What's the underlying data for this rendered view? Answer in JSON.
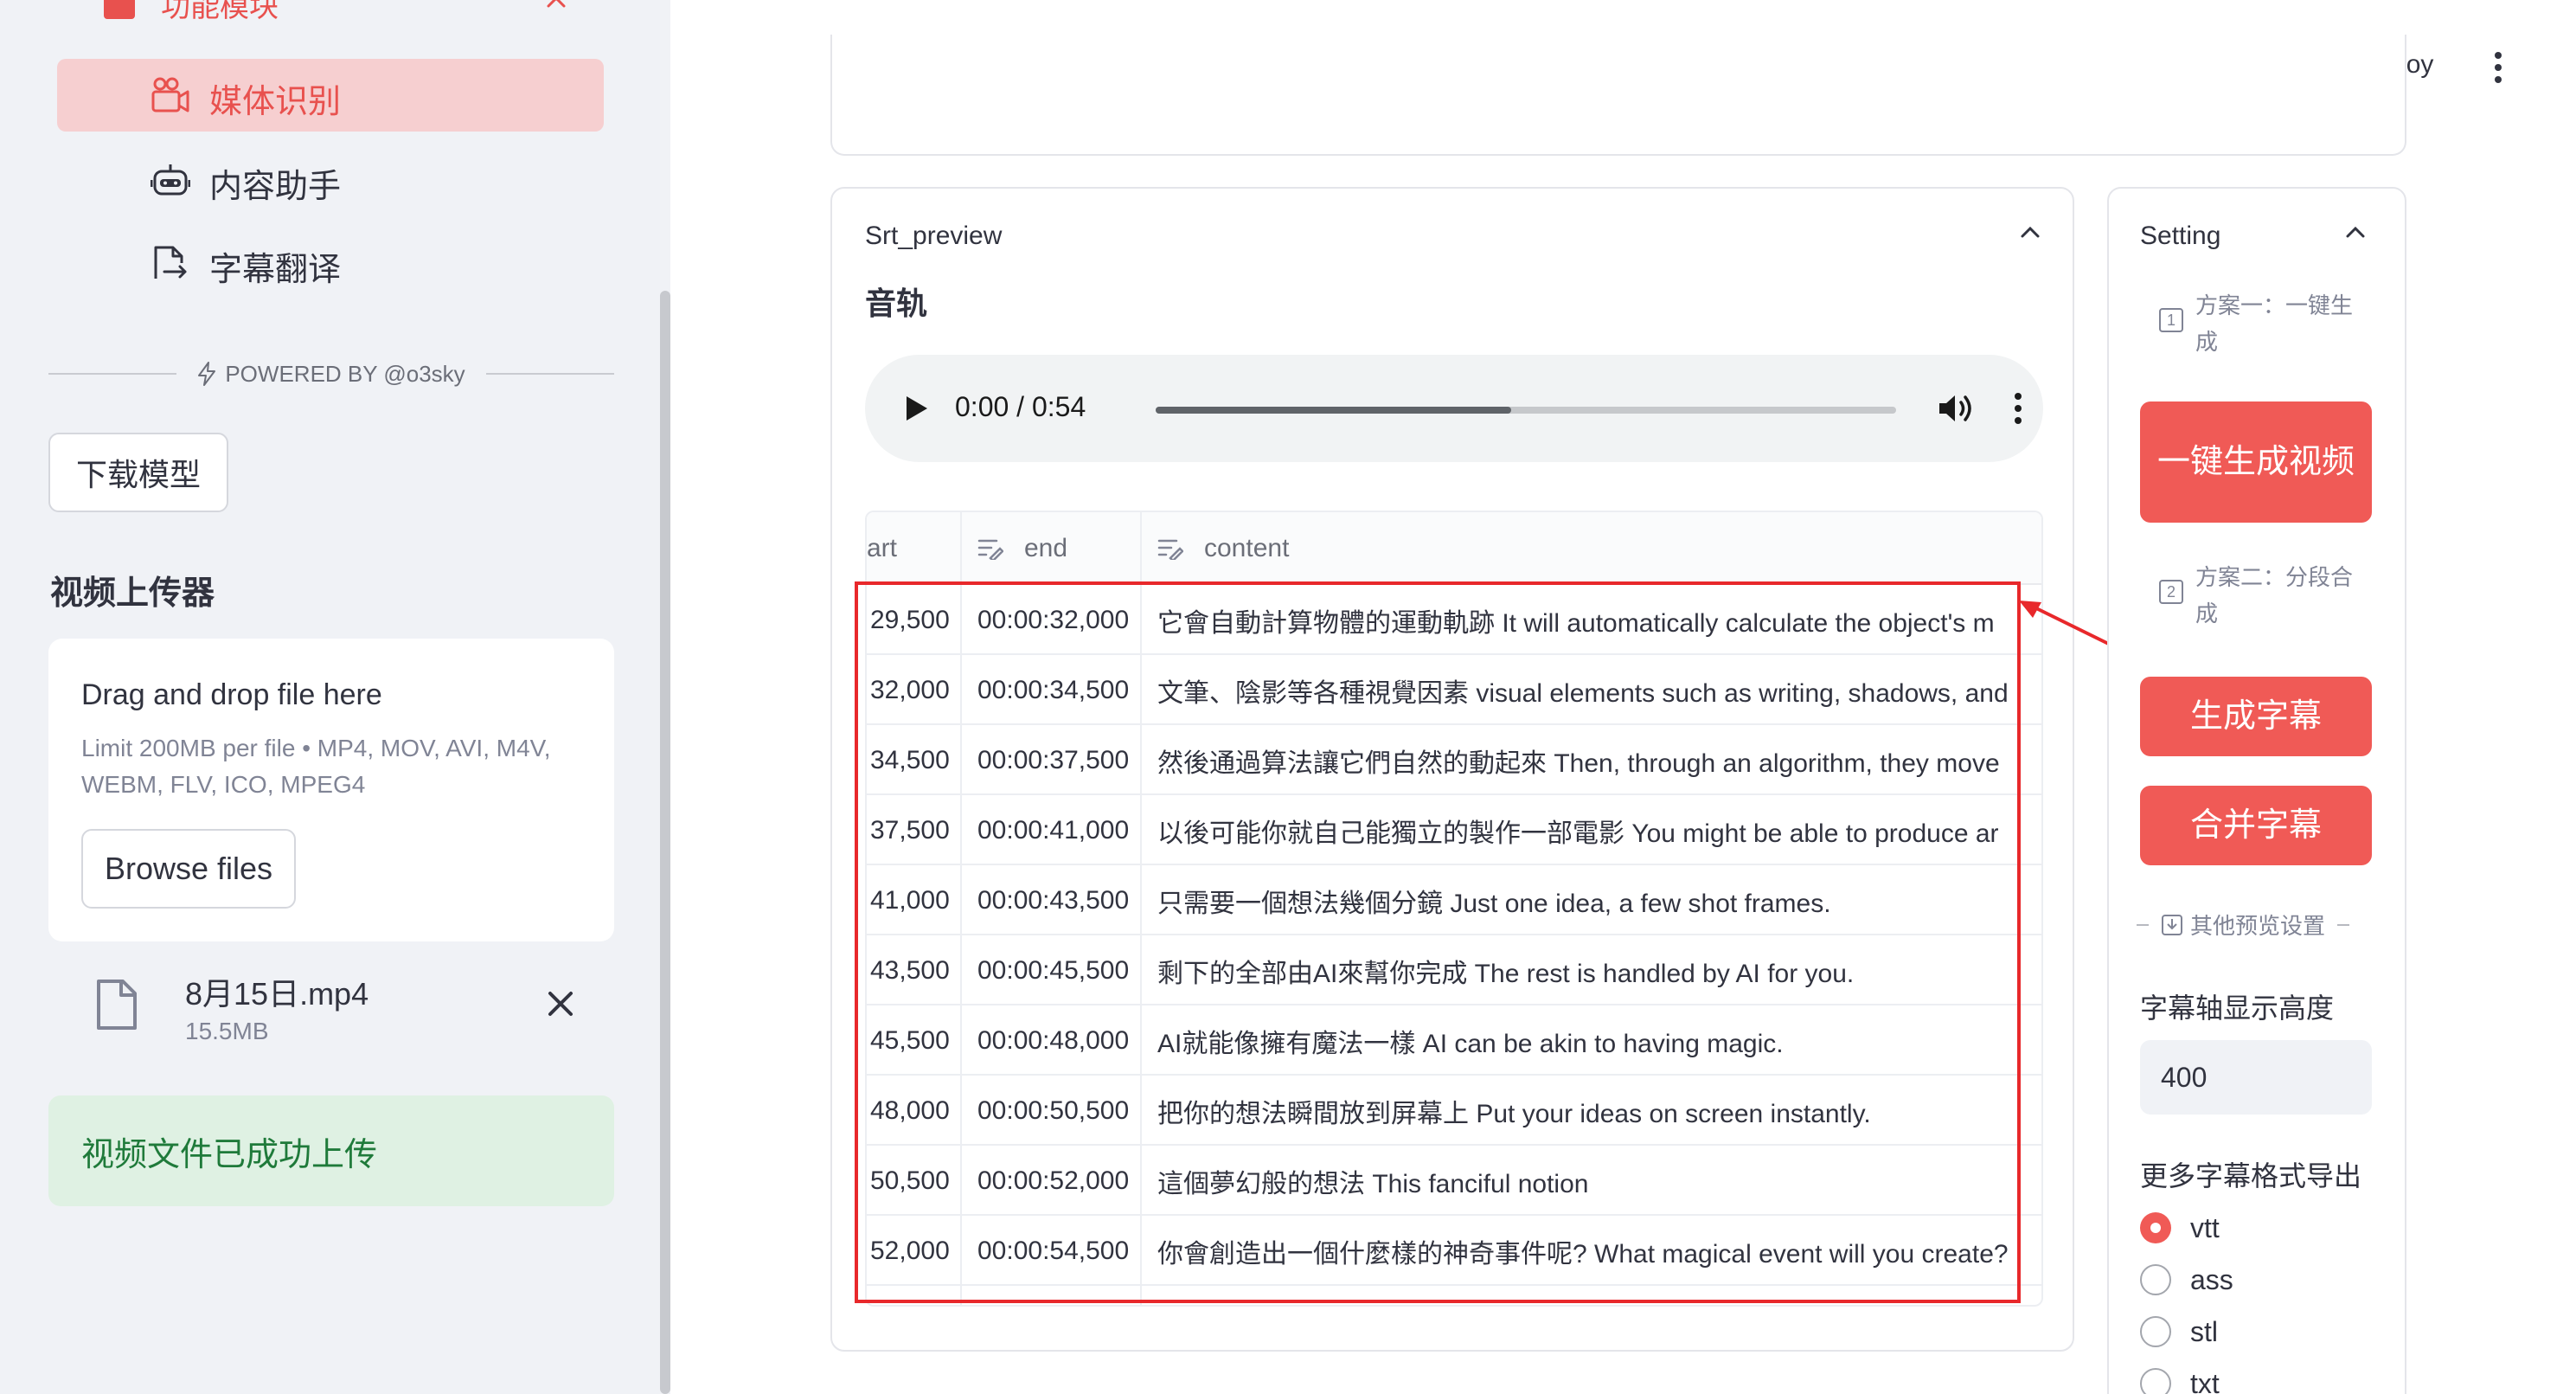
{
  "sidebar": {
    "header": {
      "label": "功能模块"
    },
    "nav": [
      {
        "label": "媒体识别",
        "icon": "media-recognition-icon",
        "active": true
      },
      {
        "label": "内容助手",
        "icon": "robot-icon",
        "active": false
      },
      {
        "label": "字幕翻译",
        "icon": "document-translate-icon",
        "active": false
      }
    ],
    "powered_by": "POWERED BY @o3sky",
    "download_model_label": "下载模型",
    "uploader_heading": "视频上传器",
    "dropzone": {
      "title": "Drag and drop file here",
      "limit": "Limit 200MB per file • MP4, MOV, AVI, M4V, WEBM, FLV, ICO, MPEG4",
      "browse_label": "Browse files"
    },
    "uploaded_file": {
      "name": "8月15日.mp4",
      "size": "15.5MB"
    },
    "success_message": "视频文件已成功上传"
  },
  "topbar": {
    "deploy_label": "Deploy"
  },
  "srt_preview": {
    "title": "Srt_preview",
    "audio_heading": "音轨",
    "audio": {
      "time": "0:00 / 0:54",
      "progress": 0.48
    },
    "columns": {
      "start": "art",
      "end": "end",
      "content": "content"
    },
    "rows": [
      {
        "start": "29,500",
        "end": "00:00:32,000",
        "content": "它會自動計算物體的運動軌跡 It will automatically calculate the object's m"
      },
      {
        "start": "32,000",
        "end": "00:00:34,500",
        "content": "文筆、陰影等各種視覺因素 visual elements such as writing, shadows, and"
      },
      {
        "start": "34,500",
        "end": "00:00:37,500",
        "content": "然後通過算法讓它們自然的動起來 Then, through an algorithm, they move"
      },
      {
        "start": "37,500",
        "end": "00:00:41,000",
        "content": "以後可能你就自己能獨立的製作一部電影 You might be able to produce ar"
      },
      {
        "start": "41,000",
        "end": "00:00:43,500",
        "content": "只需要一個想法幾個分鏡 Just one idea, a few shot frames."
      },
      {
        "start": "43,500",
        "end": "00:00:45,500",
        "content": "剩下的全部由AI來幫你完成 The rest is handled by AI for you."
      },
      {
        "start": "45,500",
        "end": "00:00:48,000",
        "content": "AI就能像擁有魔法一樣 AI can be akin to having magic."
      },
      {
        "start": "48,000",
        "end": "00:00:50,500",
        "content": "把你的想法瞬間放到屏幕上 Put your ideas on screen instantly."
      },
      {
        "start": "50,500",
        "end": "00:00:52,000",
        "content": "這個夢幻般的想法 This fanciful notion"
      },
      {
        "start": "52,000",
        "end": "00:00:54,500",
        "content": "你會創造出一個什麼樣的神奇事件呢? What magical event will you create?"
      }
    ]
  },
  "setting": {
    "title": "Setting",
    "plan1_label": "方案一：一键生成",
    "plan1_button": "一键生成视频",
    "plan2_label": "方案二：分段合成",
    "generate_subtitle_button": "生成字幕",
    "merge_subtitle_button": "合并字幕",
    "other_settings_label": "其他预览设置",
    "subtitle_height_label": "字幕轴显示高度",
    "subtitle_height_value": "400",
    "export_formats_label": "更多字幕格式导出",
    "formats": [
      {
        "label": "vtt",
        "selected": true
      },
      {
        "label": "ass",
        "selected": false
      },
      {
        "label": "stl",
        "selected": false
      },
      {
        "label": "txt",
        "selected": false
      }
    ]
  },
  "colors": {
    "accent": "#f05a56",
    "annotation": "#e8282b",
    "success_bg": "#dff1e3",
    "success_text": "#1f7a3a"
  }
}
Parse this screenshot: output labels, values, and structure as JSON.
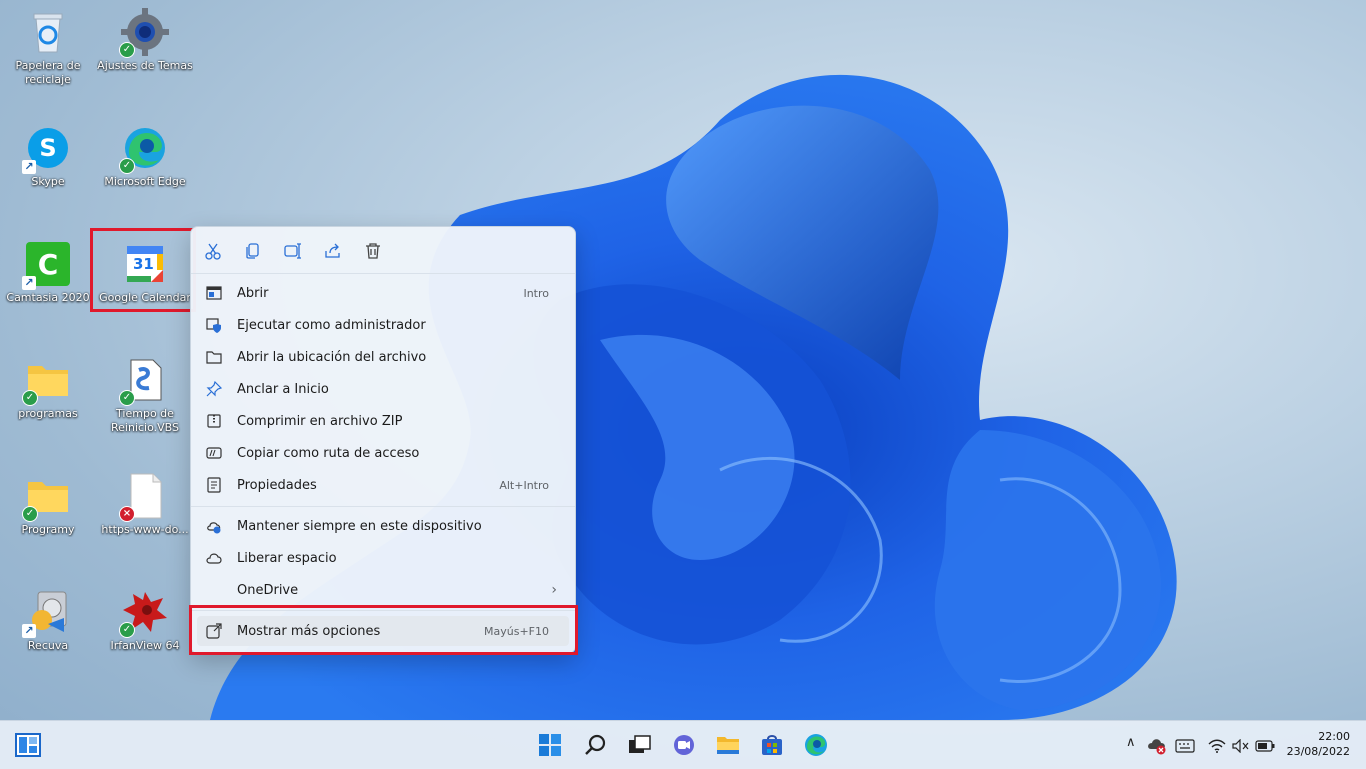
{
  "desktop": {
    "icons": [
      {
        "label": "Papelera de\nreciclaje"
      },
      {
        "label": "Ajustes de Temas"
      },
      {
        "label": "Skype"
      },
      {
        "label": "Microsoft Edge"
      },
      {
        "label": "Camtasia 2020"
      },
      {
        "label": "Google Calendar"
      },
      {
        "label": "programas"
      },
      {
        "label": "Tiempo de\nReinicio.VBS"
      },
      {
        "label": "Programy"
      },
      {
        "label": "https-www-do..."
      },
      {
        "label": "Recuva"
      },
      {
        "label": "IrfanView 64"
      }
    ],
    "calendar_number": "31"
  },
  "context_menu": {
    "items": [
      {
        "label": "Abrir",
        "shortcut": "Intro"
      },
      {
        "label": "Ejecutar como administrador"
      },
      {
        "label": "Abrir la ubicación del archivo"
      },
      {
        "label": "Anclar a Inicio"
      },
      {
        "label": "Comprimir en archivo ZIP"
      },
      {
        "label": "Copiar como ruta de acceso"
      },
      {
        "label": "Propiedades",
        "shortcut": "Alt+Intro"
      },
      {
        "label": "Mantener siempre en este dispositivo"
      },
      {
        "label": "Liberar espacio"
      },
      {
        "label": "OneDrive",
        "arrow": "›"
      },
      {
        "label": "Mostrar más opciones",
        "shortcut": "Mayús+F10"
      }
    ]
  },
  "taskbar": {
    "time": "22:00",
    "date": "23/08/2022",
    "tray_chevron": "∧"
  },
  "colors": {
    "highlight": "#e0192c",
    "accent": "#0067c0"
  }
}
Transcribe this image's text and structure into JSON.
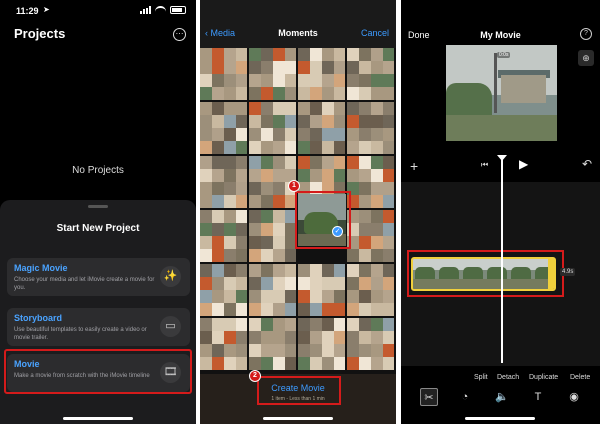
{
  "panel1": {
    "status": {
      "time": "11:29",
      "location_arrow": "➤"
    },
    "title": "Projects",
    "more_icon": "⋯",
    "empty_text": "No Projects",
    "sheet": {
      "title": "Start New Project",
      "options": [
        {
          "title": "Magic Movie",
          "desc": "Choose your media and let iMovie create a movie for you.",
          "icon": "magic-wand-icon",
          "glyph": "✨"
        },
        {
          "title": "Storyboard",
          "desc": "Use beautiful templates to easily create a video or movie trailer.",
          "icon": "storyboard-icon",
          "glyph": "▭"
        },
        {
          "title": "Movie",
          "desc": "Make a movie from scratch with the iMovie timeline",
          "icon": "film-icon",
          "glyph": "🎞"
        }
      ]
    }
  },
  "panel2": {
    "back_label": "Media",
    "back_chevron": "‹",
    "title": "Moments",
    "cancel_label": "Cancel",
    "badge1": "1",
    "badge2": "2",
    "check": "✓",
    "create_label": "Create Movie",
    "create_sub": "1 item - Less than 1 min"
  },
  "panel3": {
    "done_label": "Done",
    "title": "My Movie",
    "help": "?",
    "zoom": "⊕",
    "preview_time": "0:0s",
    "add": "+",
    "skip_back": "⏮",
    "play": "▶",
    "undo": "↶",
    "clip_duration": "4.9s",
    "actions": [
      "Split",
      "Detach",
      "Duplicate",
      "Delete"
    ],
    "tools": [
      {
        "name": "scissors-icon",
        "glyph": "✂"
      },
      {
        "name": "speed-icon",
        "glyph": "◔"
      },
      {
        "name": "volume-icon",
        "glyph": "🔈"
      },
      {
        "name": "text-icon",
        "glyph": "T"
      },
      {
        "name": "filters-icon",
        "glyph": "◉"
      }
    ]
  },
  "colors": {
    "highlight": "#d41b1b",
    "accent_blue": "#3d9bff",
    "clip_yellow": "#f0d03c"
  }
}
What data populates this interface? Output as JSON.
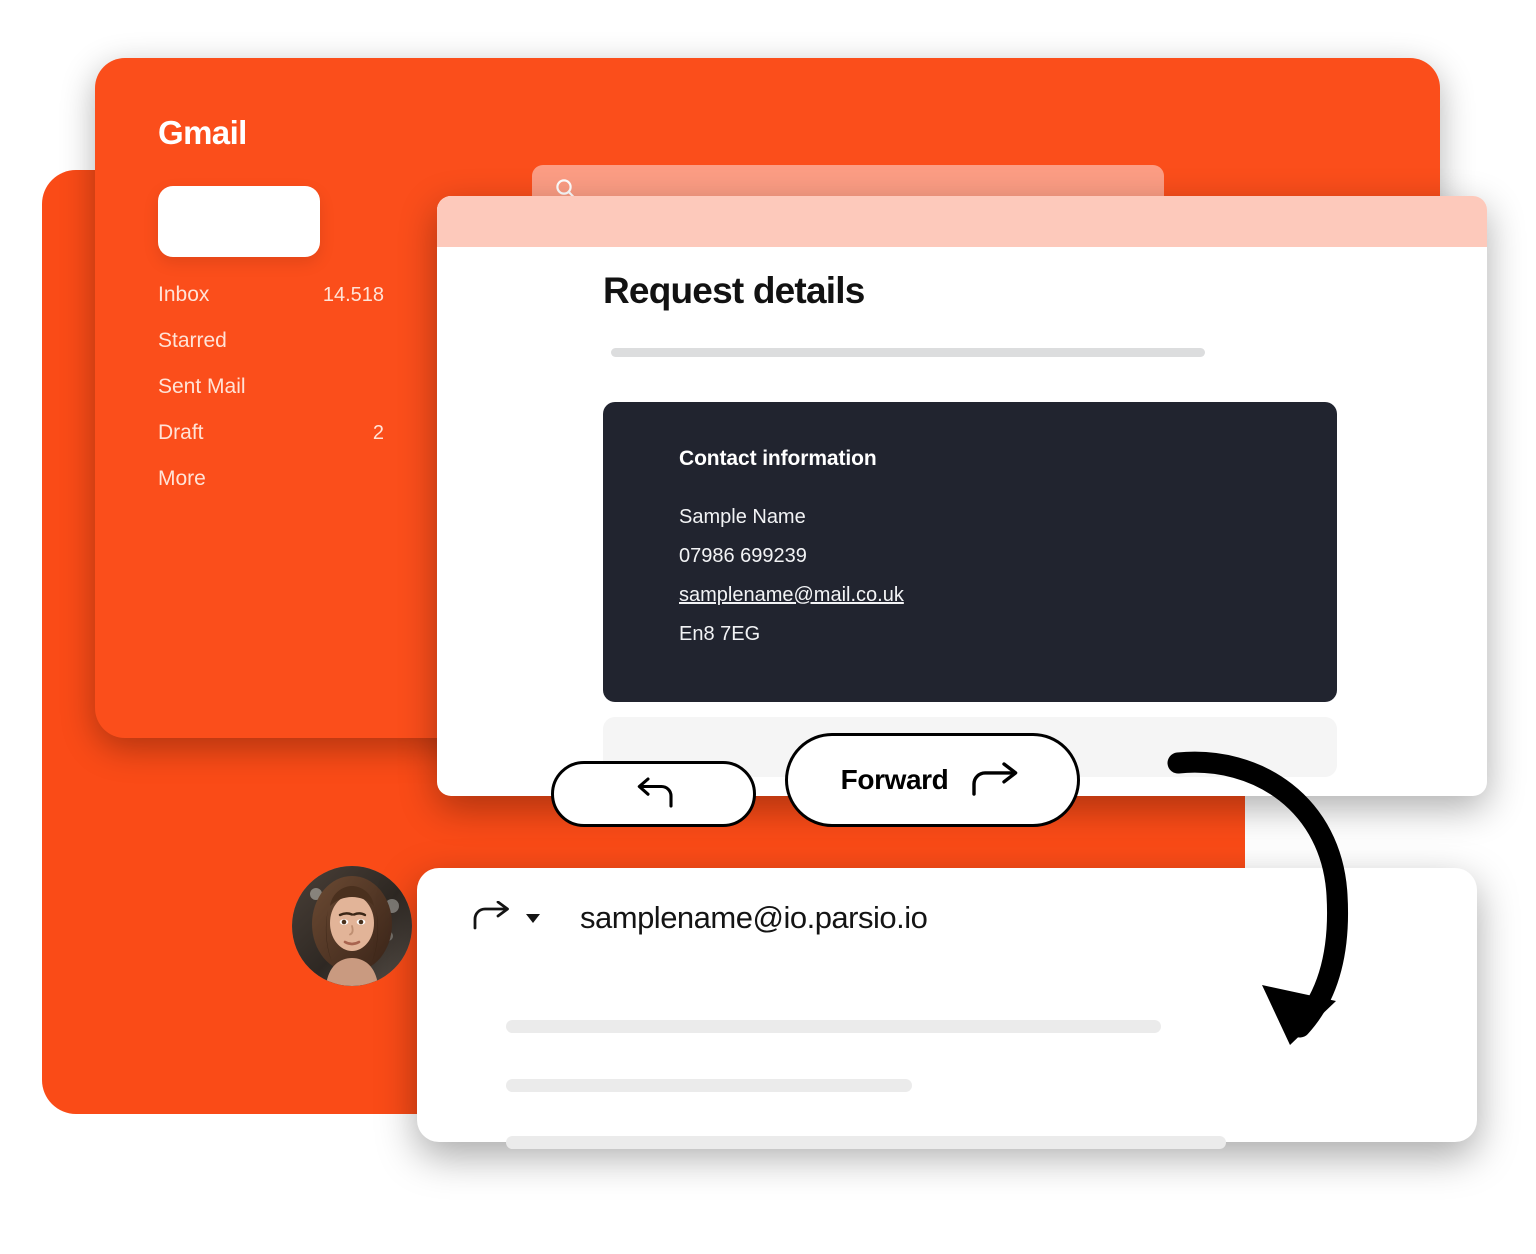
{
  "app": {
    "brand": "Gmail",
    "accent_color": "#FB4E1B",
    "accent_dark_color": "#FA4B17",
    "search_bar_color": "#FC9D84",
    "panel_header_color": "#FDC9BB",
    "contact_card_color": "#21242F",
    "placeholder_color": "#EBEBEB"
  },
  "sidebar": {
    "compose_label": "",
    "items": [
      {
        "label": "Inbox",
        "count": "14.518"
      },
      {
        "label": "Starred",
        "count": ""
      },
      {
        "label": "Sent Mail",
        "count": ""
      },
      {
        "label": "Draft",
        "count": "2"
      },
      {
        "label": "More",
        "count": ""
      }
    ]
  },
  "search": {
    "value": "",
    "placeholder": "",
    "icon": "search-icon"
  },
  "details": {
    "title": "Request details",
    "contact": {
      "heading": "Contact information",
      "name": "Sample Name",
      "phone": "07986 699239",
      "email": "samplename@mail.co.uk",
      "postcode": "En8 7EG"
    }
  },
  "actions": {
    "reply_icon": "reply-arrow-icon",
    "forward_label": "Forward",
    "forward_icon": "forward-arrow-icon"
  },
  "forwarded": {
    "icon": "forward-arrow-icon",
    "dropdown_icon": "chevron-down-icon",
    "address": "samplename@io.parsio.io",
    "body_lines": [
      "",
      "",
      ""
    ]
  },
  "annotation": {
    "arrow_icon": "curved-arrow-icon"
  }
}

▸ Written problem: Copy each line above that contains the word "data".

▸ Solution:
What's the underlying data for this rendered view? Answer in JSON.
What data populates this interface? Output as JSON.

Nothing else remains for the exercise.